**SET PROBLEM:**
Copy the records below word for word, from their first line through the line that contains "cell-age: All bbox=[2, 488, 115, 532]", including that line.
>> Start
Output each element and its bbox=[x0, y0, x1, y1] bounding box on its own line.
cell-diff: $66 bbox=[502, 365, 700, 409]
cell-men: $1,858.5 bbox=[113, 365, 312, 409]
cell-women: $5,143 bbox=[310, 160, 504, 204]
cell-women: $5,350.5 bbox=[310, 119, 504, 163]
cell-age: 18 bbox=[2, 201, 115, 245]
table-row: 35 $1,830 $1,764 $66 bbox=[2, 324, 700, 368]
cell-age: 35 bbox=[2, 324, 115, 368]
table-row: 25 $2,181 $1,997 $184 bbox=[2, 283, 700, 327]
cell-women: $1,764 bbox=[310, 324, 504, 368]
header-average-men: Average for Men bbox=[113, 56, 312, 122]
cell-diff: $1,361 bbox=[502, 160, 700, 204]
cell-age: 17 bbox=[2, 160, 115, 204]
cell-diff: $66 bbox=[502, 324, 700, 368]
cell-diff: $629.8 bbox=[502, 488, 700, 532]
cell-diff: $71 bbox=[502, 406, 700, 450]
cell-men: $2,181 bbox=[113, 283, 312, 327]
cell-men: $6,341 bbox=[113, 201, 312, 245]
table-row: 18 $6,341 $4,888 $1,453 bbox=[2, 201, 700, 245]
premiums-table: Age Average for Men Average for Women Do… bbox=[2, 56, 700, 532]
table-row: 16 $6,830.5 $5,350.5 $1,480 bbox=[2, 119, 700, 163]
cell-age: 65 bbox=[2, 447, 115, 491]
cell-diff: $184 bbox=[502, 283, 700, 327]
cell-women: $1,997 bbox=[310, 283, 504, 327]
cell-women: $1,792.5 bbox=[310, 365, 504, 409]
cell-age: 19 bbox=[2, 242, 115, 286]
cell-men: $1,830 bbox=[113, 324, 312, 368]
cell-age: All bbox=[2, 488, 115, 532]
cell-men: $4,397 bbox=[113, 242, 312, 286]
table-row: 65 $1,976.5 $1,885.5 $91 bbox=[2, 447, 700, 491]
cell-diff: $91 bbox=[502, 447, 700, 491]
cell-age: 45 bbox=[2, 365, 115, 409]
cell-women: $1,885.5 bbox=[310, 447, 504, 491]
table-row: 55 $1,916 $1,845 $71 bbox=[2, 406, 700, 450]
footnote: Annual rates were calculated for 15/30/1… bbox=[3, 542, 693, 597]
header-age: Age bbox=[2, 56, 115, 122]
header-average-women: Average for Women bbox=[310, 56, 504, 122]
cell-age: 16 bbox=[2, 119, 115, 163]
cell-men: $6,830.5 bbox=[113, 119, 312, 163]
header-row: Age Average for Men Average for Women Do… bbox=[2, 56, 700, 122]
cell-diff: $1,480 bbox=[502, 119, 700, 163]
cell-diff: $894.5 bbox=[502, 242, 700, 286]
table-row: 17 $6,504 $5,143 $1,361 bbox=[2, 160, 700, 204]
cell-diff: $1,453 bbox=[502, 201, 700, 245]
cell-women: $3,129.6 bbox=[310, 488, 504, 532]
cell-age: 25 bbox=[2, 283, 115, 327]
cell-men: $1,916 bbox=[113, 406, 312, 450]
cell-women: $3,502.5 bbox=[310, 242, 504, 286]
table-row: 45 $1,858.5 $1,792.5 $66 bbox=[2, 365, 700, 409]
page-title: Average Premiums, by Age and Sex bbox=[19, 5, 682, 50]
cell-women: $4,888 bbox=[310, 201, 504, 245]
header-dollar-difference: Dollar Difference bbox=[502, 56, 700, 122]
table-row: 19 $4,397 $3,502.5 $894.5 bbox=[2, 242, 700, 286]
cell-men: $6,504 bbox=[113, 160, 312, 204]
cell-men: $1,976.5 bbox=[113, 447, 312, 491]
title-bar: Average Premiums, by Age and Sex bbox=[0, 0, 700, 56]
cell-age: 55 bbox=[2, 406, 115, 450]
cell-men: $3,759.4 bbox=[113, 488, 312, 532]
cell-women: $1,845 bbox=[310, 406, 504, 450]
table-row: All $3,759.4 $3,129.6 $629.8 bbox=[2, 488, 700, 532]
>> End
**TASK RESULT:**
Output each element and its bbox=[x0, y0, x1, y1] bounding box on its own line.
cell-diff: $66 bbox=[502, 365, 700, 409]
cell-men: $1,858.5 bbox=[113, 365, 312, 409]
cell-women: $5,143 bbox=[310, 160, 504, 204]
cell-women: $5,350.5 bbox=[310, 119, 504, 163]
cell-age: 18 bbox=[2, 201, 115, 245]
table-row: 35 $1,830 $1,764 $66 bbox=[2, 324, 700, 368]
cell-age: 35 bbox=[2, 324, 115, 368]
table-row: 25 $2,181 $1,997 $184 bbox=[2, 283, 700, 327]
cell-women: $1,764 bbox=[310, 324, 504, 368]
header-average-men: Average for Men bbox=[113, 56, 312, 122]
cell-diff: $1,361 bbox=[502, 160, 700, 204]
cell-age: 17 bbox=[2, 160, 115, 204]
cell-diff: $66 bbox=[502, 324, 700, 368]
cell-diff: $629.8 bbox=[502, 488, 700, 532]
cell-diff: $71 bbox=[502, 406, 700, 450]
cell-men: $2,181 bbox=[113, 283, 312, 327]
cell-men: $6,341 bbox=[113, 201, 312, 245]
table-row: 18 $6,341 $4,888 $1,453 bbox=[2, 201, 700, 245]
premiums-table: Age Average for Men Average for Women Do… bbox=[2, 56, 700, 532]
table-row: 16 $6,830.5 $5,350.5 $1,480 bbox=[2, 119, 700, 163]
cell-age: 65 bbox=[2, 447, 115, 491]
cell-diff: $184 bbox=[502, 283, 700, 327]
cell-women: $1,997 bbox=[310, 283, 504, 327]
cell-women: $1,792.5 bbox=[310, 365, 504, 409]
cell-age: 19 bbox=[2, 242, 115, 286]
cell-men: $1,830 bbox=[113, 324, 312, 368]
cell-age: All bbox=[2, 488, 115, 532]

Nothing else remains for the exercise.